## BEGIN EXCERPTED RECORDS

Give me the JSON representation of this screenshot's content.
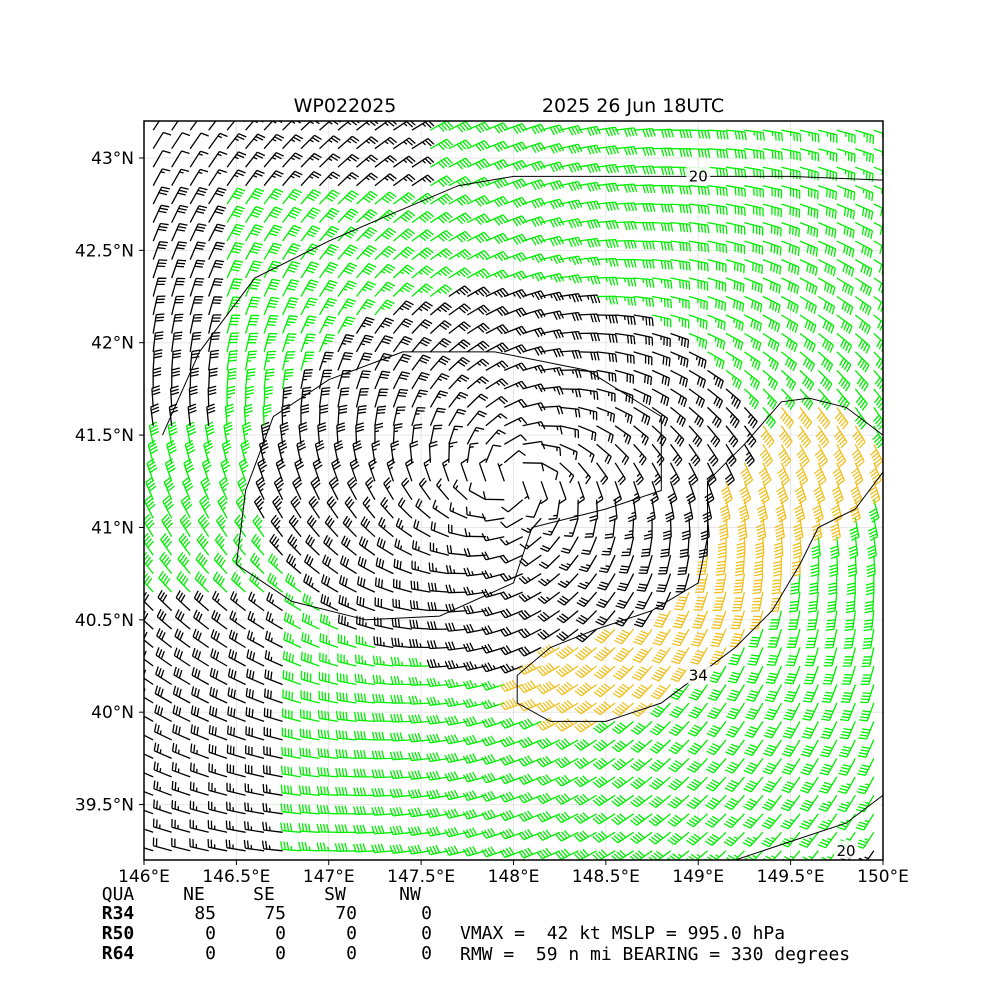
{
  "chart_data": {
    "type": "wind_barb_map",
    "title_left": "WP022025",
    "title_right": "2025 26 Jun 18UTC",
    "xlim": [
      146,
      150
    ],
    "ylim": [
      39.2,
      43.2
    ],
    "x_ticks": [
      146,
      146.5,
      147,
      147.5,
      148,
      148.5,
      149,
      149.5,
      150
    ],
    "x_tick_labels": [
      "146°E",
      "146.5°E",
      "147°E",
      "147.5°E",
      "148°E",
      "148.5°E",
      "149°E",
      "149.5°E",
      "150°E"
    ],
    "y_ticks": [
      39.5,
      40,
      40.5,
      41,
      41.5,
      42,
      42.5,
      43
    ],
    "y_tick_labels": [
      "39.5°N",
      "40°N",
      "40.5°N",
      "41°N",
      "41.5°N",
      "42°N",
      "42.5°N",
      "43°N"
    ],
    "grid": true,
    "storm_center": {
      "lon": 148.0,
      "lat": 41.25
    },
    "wind_speed_classes": [
      {
        "threshold": 0,
        "color": "#000000"
      },
      {
        "threshold": 34,
        "color": "#00ee00"
      },
      {
        "threshold": 50,
        "color": "#f0c020"
      }
    ],
    "contours": [
      {
        "label": "20",
        "label_lon": 149.0,
        "label_lat": 42.9
      },
      {
        "label": "34",
        "label_lon": 149.0,
        "label_lat": 40.2
      },
      {
        "label": "20",
        "label_lon": 149.8,
        "label_lat": 39.25
      }
    ],
    "contour_34kt_polygon": [
      [
        148.02,
        40.05
      ],
      [
        148.02,
        40.2
      ],
      [
        148.2,
        40.35
      ],
      [
        148.45,
        40.45
      ],
      [
        148.75,
        40.55
      ],
      [
        149.0,
        40.7
      ],
      [
        149.05,
        40.95
      ],
      [
        149.05,
        41.25
      ],
      [
        149.25,
        41.45
      ],
      [
        149.45,
        41.68
      ],
      [
        149.6,
        41.7
      ],
      [
        149.8,
        41.65
      ],
      [
        150.0,
        41.5
      ],
      [
        150.0,
        41.3
      ],
      [
        149.85,
        41.1
      ],
      [
        149.65,
        41.0
      ],
      [
        149.55,
        40.8
      ],
      [
        149.4,
        40.55
      ],
      [
        149.2,
        40.35
      ],
      [
        149.0,
        40.2
      ],
      [
        148.8,
        40.05
      ],
      [
        148.5,
        39.95
      ],
      [
        148.2,
        39.95
      ],
      [
        148.02,
        40.05
      ]
    ],
    "legend_table": {
      "headers": [
        "QUA",
        "NE",
        "SE",
        "SW",
        "NW"
      ],
      "rows": [
        {
          "name": "R34",
          "values": [
            "85",
            "75",
            "70",
            "0"
          ]
        },
        {
          "name": "R50",
          "values": [
            "0",
            "0",
            "0",
            "0"
          ]
        },
        {
          "name": "R64",
          "values": [
            "0",
            "0",
            "0",
            "0"
          ]
        }
      ]
    },
    "summary": {
      "line1": "VMAX =  42 kt MSLP = 995.0 hPa",
      "line2": "RMW =  59 n mi BEARING = 330 degrees"
    }
  }
}
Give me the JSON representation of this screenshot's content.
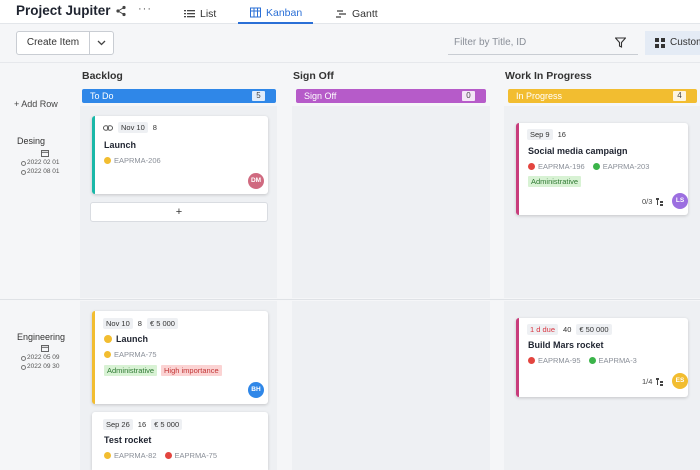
{
  "header": {
    "project_title": "Project Jupiter",
    "more": "···",
    "tabs": [
      {
        "label": "List",
        "icon": "list-icon"
      },
      {
        "label": "Kanban",
        "icon": "kanban-icon",
        "active": true
      },
      {
        "label": "Gantt",
        "icon": "gantt-icon"
      }
    ]
  },
  "toolbar": {
    "create_label": "Create Item",
    "filter_placeholder": "Filter by Title, ID",
    "custom_label": "Custom"
  },
  "colors": {
    "blue": "#2f87e8",
    "purple": "#b65bc9",
    "yellow": "#f2bd30",
    "teal": "#1ab8a8",
    "pink": "#c83d7c"
  },
  "columns": [
    {
      "title": "Backlog",
      "status": "To Do",
      "count": "5"
    },
    {
      "title": "Sign Off",
      "status": "Sign Off",
      "count": "0"
    },
    {
      "title": "Work In Progress",
      "status": "In Progress",
      "count": "4"
    }
  ],
  "rows": {
    "add_row": "+ Add Row",
    "items": [
      {
        "name": "Desing",
        "start": "2022 02 01",
        "end": "2022 08 01"
      },
      {
        "name": "Engineering",
        "start": "2022 05 09",
        "end": "2022 09 30"
      }
    ]
  },
  "cards": {
    "c1": {
      "date": "Nov 10",
      "num": "8",
      "title": "Launch",
      "ref1": "EAPRMA-206",
      "avatar": "DM"
    },
    "c2": {
      "date": "Sep 9",
      "num": "16",
      "title": "Social media campaign",
      "ref1": "EAPRMA-196",
      "ref2": "EAPRMA-203",
      "tag1": "Administrative",
      "subtasks": "0/3",
      "avatar": "LS"
    },
    "c3": {
      "date": "Nov 10",
      "num": "8",
      "cost": "€ 5 000",
      "title": "Launch",
      "ref1": "EAPRMA-75",
      "tag1": "Administrative",
      "tag2": "High importance",
      "avatar": "BH"
    },
    "c4": {
      "date": "1 d due",
      "num": "40",
      "cost": "€ 50 000",
      "title": "Build Mars rocket",
      "ref1": "EAPRMA-95",
      "ref2": "EAPRMA-3",
      "subtasks": "1/4",
      "avatar": "ES"
    },
    "c5": {
      "date": "Sep 26",
      "num": "16",
      "cost": "€ 5 000",
      "title": "Test rocket",
      "ref1": "EAPRMA-82",
      "ref2": "EAPRMA-75"
    }
  },
  "add_card": "+"
}
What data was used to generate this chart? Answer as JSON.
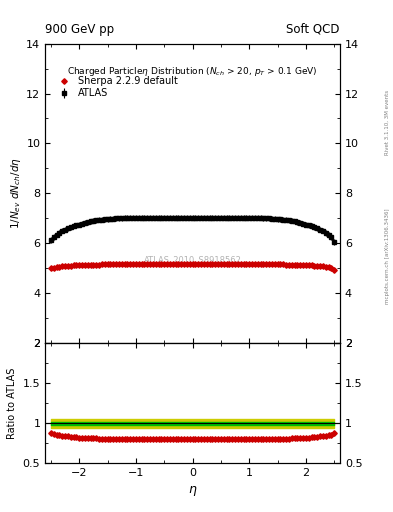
{
  "title_left": "900 GeV pp",
  "title_right": "Soft QCD",
  "watermark": "ATLAS_2010_S8918562",
  "right_label_top": "Rivet 3.1.10, 3M events",
  "right_label_bottom": "mcplots.cern.ch [arXiv:1306.3436]",
  "xlim": [
    -2.6,
    2.6
  ],
  "ylim_main": [
    2,
    14
  ],
  "ylim_ratio": [
    0.5,
    2.0
  ],
  "yticks_main": [
    2,
    4,
    6,
    8,
    10,
    12,
    14
  ],
  "yticks_ratio": [
    0.5,
    1.0,
    1.5,
    2.0
  ],
  "atlas_eta": [
    -2.5,
    -2.45,
    -2.4,
    -2.35,
    -2.3,
    -2.25,
    -2.2,
    -2.15,
    -2.1,
    -2.05,
    -2.0,
    -1.95,
    -1.9,
    -1.85,
    -1.8,
    -1.75,
    -1.7,
    -1.65,
    -1.6,
    -1.55,
    -1.5,
    -1.45,
    -1.4,
    -1.35,
    -1.3,
    -1.25,
    -1.2,
    -1.15,
    -1.1,
    -1.05,
    -1.0,
    -0.95,
    -0.9,
    -0.85,
    -0.8,
    -0.75,
    -0.7,
    -0.65,
    -0.6,
    -0.55,
    -0.5,
    -0.45,
    -0.4,
    -0.35,
    -0.3,
    -0.25,
    -0.2,
    -0.15,
    -0.1,
    -0.05,
    0.0,
    0.05,
    0.1,
    0.15,
    0.2,
    0.25,
    0.3,
    0.35,
    0.4,
    0.45,
    0.5,
    0.55,
    0.6,
    0.65,
    0.7,
    0.75,
    0.8,
    0.85,
    0.9,
    0.95,
    1.0,
    1.05,
    1.1,
    1.15,
    1.2,
    1.25,
    1.3,
    1.35,
    1.4,
    1.45,
    1.5,
    1.55,
    1.6,
    1.65,
    1.7,
    1.75,
    1.8,
    1.85,
    1.9,
    1.95,
    2.0,
    2.05,
    2.1,
    2.15,
    2.2,
    2.25,
    2.3,
    2.35,
    2.4,
    2.45,
    2.5
  ],
  "atlas_val": [
    6.15,
    6.25,
    6.35,
    6.42,
    6.5,
    6.55,
    6.6,
    6.65,
    6.7,
    6.73,
    6.75,
    6.79,
    6.82,
    6.85,
    6.88,
    6.9,
    6.92,
    6.94,
    6.95,
    6.96,
    6.97,
    6.98,
    6.99,
    7.0,
    7.0,
    7.01,
    7.02,
    7.02,
    7.02,
    7.02,
    7.02,
    7.02,
    7.02,
    7.02,
    7.02,
    7.02,
    7.02,
    7.02,
    7.02,
    7.02,
    7.02,
    7.02,
    7.02,
    7.02,
    7.02,
    7.02,
    7.02,
    7.02,
    7.02,
    7.02,
    7.02,
    7.02,
    7.02,
    7.02,
    7.02,
    7.02,
    7.02,
    7.02,
    7.02,
    7.02,
    7.02,
    7.02,
    7.02,
    7.02,
    7.02,
    7.02,
    7.02,
    7.02,
    7.02,
    7.02,
    7.02,
    7.02,
    7.02,
    7.02,
    7.02,
    7.01,
    7.0,
    7.0,
    6.99,
    6.98,
    6.97,
    6.96,
    6.95,
    6.94,
    6.92,
    6.9,
    6.88,
    6.85,
    6.82,
    6.79,
    6.75,
    6.73,
    6.7,
    6.65,
    6.6,
    6.55,
    6.5,
    6.42,
    6.35,
    6.25,
    6.05
  ],
  "atlas_err": [
    0.12,
    0.11,
    0.11,
    0.11,
    0.1,
    0.1,
    0.1,
    0.1,
    0.1,
    0.1,
    0.1,
    0.1,
    0.1,
    0.1,
    0.1,
    0.1,
    0.1,
    0.1,
    0.1,
    0.1,
    0.1,
    0.1,
    0.1,
    0.1,
    0.1,
    0.1,
    0.1,
    0.1,
    0.1,
    0.1,
    0.1,
    0.1,
    0.1,
    0.1,
    0.1,
    0.1,
    0.1,
    0.1,
    0.1,
    0.1,
    0.1,
    0.1,
    0.1,
    0.1,
    0.1,
    0.1,
    0.1,
    0.1,
    0.1,
    0.1,
    0.1,
    0.1,
    0.1,
    0.1,
    0.1,
    0.1,
    0.1,
    0.1,
    0.1,
    0.1,
    0.1,
    0.1,
    0.1,
    0.1,
    0.1,
    0.1,
    0.1,
    0.1,
    0.1,
    0.1,
    0.1,
    0.1,
    0.1,
    0.1,
    0.1,
    0.1,
    0.1,
    0.1,
    0.1,
    0.1,
    0.1,
    0.1,
    0.1,
    0.1,
    0.1,
    0.1,
    0.1,
    0.1,
    0.1,
    0.1,
    0.1,
    0.1,
    0.1,
    0.1,
    0.1,
    0.1,
    0.1,
    0.11,
    0.11,
    0.11,
    0.12
  ],
  "sherpa_eta": [
    -2.5,
    -2.45,
    -2.4,
    -2.35,
    -2.3,
    -2.25,
    -2.2,
    -2.15,
    -2.1,
    -2.05,
    -2.0,
    -1.95,
    -1.9,
    -1.85,
    -1.8,
    -1.75,
    -1.7,
    -1.65,
    -1.6,
    -1.55,
    -1.5,
    -1.45,
    -1.4,
    -1.35,
    -1.3,
    -1.25,
    -1.2,
    -1.15,
    -1.1,
    -1.05,
    -1.0,
    -0.95,
    -0.9,
    -0.85,
    -0.8,
    -0.75,
    -0.7,
    -0.65,
    -0.6,
    -0.55,
    -0.5,
    -0.45,
    -0.4,
    -0.35,
    -0.3,
    -0.25,
    -0.2,
    -0.15,
    -0.1,
    -0.05,
    0.0,
    0.05,
    0.1,
    0.15,
    0.2,
    0.25,
    0.3,
    0.35,
    0.4,
    0.45,
    0.5,
    0.55,
    0.6,
    0.65,
    0.7,
    0.75,
    0.8,
    0.85,
    0.9,
    0.95,
    1.0,
    1.05,
    1.1,
    1.15,
    1.2,
    1.25,
    1.3,
    1.35,
    1.4,
    1.45,
    1.5,
    1.55,
    1.6,
    1.65,
    1.7,
    1.75,
    1.8,
    1.85,
    1.9,
    1.95,
    2.0,
    2.05,
    2.1,
    2.15,
    2.2,
    2.25,
    2.3,
    2.35,
    2.4,
    2.45,
    2.5
  ],
  "sherpa_val": [
    5.0,
    5.03,
    5.05,
    5.07,
    5.08,
    5.09,
    5.1,
    5.11,
    5.12,
    5.125,
    5.13,
    5.135,
    5.14,
    5.145,
    5.15,
    5.15,
    5.15,
    5.155,
    5.16,
    5.16,
    5.16,
    5.16,
    5.16,
    5.16,
    5.17,
    5.17,
    5.17,
    5.17,
    5.17,
    5.17,
    5.17,
    5.17,
    5.17,
    5.17,
    5.17,
    5.17,
    5.17,
    5.17,
    5.17,
    5.17,
    5.17,
    5.17,
    5.17,
    5.17,
    5.17,
    5.17,
    5.17,
    5.17,
    5.17,
    5.17,
    5.17,
    5.17,
    5.17,
    5.17,
    5.17,
    5.17,
    5.17,
    5.17,
    5.17,
    5.17,
    5.17,
    5.17,
    5.17,
    5.17,
    5.17,
    5.17,
    5.17,
    5.17,
    5.17,
    5.17,
    5.17,
    5.17,
    5.17,
    5.17,
    5.17,
    5.17,
    5.17,
    5.16,
    5.16,
    5.16,
    5.16,
    5.16,
    5.16,
    5.155,
    5.15,
    5.15,
    5.15,
    5.145,
    5.14,
    5.135,
    5.13,
    5.125,
    5.12,
    5.11,
    5.1,
    5.09,
    5.08,
    5.07,
    5.05,
    5.03,
    4.95
  ],
  "ratio_sherpa": [
    0.875,
    0.868,
    0.86,
    0.853,
    0.847,
    0.842,
    0.838,
    0.834,
    0.83,
    0.826,
    0.823,
    0.82,
    0.818,
    0.816,
    0.814,
    0.813,
    0.811,
    0.81,
    0.809,
    0.808,
    0.807,
    0.806,
    0.805,
    0.804,
    0.804,
    0.803,
    0.802,
    0.802,
    0.801,
    0.801,
    0.8,
    0.8,
    0.8,
    0.8,
    0.8,
    0.8,
    0.8,
    0.8,
    0.8,
    0.8,
    0.8,
    0.8,
    0.8,
    0.8,
    0.8,
    0.8,
    0.8,
    0.8,
    0.8,
    0.8,
    0.8,
    0.8,
    0.8,
    0.8,
    0.8,
    0.8,
    0.8,
    0.8,
    0.8,
    0.8,
    0.8,
    0.8,
    0.8,
    0.8,
    0.8,
    0.8,
    0.8,
    0.8,
    0.8,
    0.8,
    0.8,
    0.8,
    0.801,
    0.801,
    0.802,
    0.802,
    0.803,
    0.804,
    0.804,
    0.805,
    0.806,
    0.807,
    0.808,
    0.809,
    0.81,
    0.811,
    0.813,
    0.814,
    0.816,
    0.818,
    0.82,
    0.823,
    0.826,
    0.83,
    0.834,
    0.838,
    0.842,
    0.847,
    0.853,
    0.86,
    0.875
  ],
  "atlas_color": "black",
  "sherpa_color": "#cc0000",
  "band_green": "#00bb00",
  "band_yellow": "#cccc00",
  "ratio_ref": 1.0,
  "ratio_green_hw": 0.02,
  "ratio_yellow_hw": 0.06
}
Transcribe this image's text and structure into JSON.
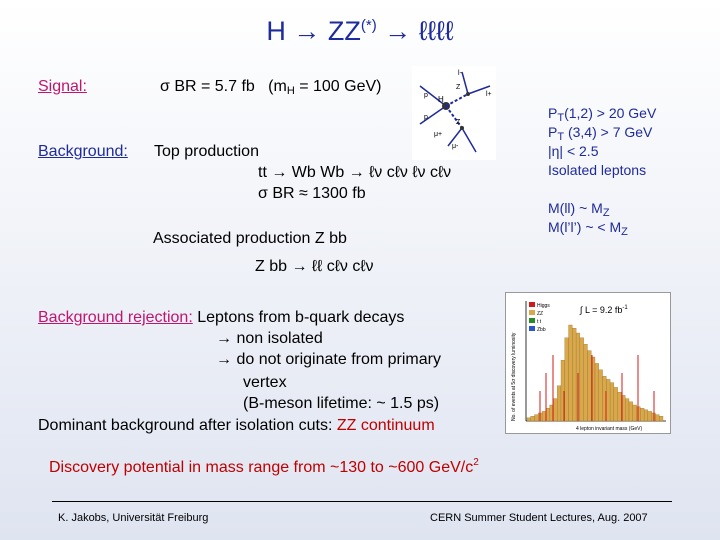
{
  "title": {
    "main": "H → ZZ",
    "sup": "(*)",
    "tail": " → ℓℓℓℓ"
  },
  "signal": {
    "label": "Signal:",
    "br_text": "σ BR = 5.7 fb",
    "mass_prefix": "(m",
    "mass_sub": "H",
    "mass_suffix": " = 100 GeV)"
  },
  "background": {
    "label": "Background:",
    "top_title": "Top production",
    "top_decay": "tt → Wb Wb → ℓν cℓν ℓν cℓν",
    "top_br": "σ BR ≈ 1300 fb",
    "assoc_title": "Associated production  Z bb",
    "assoc_decay": "Z bb → ℓℓ cℓν cℓν"
  },
  "cuts": {
    "pt12_prefix": "P",
    "pt12_sub": "T",
    "pt12_suffix": "(1,2) > 20  GeV",
    "pt34_prefix": "P",
    "pt34_sub": "T",
    "pt34_suffix": " (3,4) >  7  GeV",
    "eta": "|η| < 2.5",
    "isolated": "Isolated leptons",
    "mll_prefix": "M(ll)  ~    M",
    "mll_sub": "Z",
    "mll2_prefix": "M(l’l’) ~  < M",
    "mll2_sub": "Z"
  },
  "rejection": {
    "label": "Background rejection:",
    "line1": " Leptons from b-quark decays",
    "line2": "→ non isolated",
    "line3": "→ do not originate from primary",
    "line4": "vertex",
    "line5": "(B-meson lifetime: ~ 1.5 ps)",
    "dominant_prefix": "Dominant background after isolation cuts:  ",
    "dominant_highlight": "ZZ continuum"
  },
  "plot": {
    "legend_int": "∫ L = 9.2 fb",
    "legend_int_sup": "-1",
    "legend_items": [
      "Higgs",
      "ZZ",
      "t t",
      "Zbb"
    ],
    "legend_colors": [
      "#d11a1a",
      "#d9a84a",
      "#2a8a2a",
      "#2a56c9"
    ],
    "xlabel": "4 lepton invariant mass (GeV)",
    "ylabel": "No. of events at 5σ discovery luminosity"
  },
  "discovery": {
    "text": "Discovery potential in mass range from ~130  to ~600 GeV/c",
    "sup": "2"
  },
  "footer": {
    "left": "K. Jakobs,  Universität Freiburg",
    "right": "CERN Summer Student Lectures,  Aug. 2007"
  },
  "feynman": {
    "labels": [
      "l-",
      "l+",
      "Z",
      "H",
      "p",
      "p",
      "Z",
      "μ+",
      "μ-"
    ]
  }
}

## END EXCERPTED RECORDS

◆ **INSTRUCTIONS FOR THE TASK**
Look through the listing and extract every line with "this" in it.

◆ **FINAL RESULT**
Give me the JSON representation of this screenshot's content.
Give me the JSON representation of this screenshot's content.
What data was used to generate this chart? Answer as JSON.
Transcribe this image's text and structure into JSON.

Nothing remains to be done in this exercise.